-- Start Input rows --

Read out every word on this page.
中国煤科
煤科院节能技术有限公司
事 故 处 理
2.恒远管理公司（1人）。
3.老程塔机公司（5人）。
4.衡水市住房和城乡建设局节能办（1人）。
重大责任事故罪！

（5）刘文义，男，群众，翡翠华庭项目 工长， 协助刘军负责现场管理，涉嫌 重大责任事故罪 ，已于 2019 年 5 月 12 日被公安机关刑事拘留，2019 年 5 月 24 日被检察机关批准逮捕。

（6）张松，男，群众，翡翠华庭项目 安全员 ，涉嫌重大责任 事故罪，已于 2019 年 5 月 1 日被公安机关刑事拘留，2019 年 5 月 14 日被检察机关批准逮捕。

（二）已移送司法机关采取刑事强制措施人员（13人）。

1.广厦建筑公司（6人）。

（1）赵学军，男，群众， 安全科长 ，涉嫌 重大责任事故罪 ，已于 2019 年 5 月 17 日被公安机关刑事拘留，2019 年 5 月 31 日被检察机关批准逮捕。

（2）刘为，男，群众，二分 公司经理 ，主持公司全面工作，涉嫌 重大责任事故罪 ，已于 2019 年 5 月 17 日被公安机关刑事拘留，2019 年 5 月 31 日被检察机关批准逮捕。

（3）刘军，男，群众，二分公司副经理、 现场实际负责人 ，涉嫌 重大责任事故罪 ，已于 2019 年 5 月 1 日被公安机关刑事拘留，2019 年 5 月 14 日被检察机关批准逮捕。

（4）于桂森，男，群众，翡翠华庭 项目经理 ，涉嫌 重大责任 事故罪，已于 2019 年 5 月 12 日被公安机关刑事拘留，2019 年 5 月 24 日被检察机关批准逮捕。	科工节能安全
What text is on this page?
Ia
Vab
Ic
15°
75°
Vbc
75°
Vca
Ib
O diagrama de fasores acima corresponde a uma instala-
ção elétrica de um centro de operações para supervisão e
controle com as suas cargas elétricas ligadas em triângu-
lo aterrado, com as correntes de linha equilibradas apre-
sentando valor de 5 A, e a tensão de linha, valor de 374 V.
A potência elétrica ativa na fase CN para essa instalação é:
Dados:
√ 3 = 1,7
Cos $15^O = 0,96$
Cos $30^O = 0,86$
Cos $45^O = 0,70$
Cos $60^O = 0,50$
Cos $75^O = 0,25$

-- End Input rows --

* _Description of the task_
Read the entries and select each line where the word "日被检察机关批准逮捕" is found.

* _Complete answer_
（5）刘文义，男，群众，翡翠华庭项目 工长， 协助刘军负责现场管理，涉嫌 重大责任事故罪 ，已于 2019 年 5 月 12 日被公安机关刑事拘留，2019 年 5 月 24 日被检察机关批准逮捕。
（6）张松，男，群众，翡翠华庭项目 安全员 ，涉嫌重大责任 事故罪，已于 2019 年 5 月 1 日被公安机关刑事拘留，2019 年 5 月 14 日被检察机关批准逮捕。
（1）赵学军，男，群众， 安全科长 ，涉嫌 重大责任事故罪 ，已于 2019 年 5 月 17 日被公安机关刑事拘留，2019 年 5 月 31 日被检察机关批准逮捕。
（2）刘为，男，群众，二分 公司经理 ，主持公司全面工作，涉嫌 重大责任事故罪 ，已于 2019 年 5 月 17 日被公安机关刑事拘留，2019 年 5 月 31 日被检察机关批准逮捕。
（3）刘军，男，群众，二分公司副经理、 现场实际负责人 ，涉嫌 重大责任事故罪 ，已于 2019 年 5 月 1 日被公安机关刑事拘留，2019 年 5 月 14 日被检察机关批准逮捕。
（4）于桂森，男，群众，翡翠华庭 项目经理 ，涉嫌 重大责任 事故罪，已于 2019 年 5 月 12 日被公安机关刑事拘留，2019 年 5 月 24 日被检察机关批准逮捕。	科工节能安全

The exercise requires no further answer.